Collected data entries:
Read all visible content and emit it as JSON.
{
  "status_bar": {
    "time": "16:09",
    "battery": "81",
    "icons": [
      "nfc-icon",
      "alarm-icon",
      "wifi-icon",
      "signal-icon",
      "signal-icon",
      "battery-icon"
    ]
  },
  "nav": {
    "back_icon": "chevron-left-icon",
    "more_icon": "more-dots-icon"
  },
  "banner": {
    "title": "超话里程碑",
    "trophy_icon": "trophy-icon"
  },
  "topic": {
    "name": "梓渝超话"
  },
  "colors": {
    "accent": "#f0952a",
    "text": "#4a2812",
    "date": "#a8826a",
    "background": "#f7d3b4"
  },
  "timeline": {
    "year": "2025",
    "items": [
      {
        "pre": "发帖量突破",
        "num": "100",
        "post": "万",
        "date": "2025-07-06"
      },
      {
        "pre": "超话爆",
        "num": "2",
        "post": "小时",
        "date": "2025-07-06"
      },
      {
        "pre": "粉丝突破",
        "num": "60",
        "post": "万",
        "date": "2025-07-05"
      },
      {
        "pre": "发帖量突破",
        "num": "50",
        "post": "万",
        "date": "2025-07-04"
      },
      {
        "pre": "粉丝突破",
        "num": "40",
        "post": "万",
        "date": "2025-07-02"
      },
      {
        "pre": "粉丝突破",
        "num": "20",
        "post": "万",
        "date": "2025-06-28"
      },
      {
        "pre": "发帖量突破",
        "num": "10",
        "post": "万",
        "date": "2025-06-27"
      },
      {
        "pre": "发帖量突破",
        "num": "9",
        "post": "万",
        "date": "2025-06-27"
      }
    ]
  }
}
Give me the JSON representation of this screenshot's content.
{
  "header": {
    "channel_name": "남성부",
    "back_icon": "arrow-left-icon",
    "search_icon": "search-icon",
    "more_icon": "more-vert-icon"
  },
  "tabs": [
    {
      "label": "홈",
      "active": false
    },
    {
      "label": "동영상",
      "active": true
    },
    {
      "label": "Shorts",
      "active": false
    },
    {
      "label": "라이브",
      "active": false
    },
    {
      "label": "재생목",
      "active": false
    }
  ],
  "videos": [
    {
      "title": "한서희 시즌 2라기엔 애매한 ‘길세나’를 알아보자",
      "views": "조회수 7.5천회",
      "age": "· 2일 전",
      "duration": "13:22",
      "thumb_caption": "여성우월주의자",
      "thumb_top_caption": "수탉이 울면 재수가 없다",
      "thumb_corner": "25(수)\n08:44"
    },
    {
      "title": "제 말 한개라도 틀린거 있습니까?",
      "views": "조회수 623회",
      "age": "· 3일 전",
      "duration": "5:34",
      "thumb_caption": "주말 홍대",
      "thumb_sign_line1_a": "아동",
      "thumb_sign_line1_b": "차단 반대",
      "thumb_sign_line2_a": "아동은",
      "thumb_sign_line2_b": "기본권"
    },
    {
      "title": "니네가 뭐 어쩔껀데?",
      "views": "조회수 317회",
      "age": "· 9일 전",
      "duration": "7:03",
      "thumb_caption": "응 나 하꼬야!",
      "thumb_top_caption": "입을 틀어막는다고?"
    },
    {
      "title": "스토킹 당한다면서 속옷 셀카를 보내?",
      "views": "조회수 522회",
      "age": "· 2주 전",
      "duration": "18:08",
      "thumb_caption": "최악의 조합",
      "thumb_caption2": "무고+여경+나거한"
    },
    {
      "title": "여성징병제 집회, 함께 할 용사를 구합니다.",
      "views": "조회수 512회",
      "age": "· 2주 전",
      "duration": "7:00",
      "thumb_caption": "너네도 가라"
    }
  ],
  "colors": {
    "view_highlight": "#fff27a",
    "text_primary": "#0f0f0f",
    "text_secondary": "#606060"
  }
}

- _Instruction_:
Going through the entries above, tally each line that has the word "JSON". Answer with the number only.

- _Exercise solution_:
2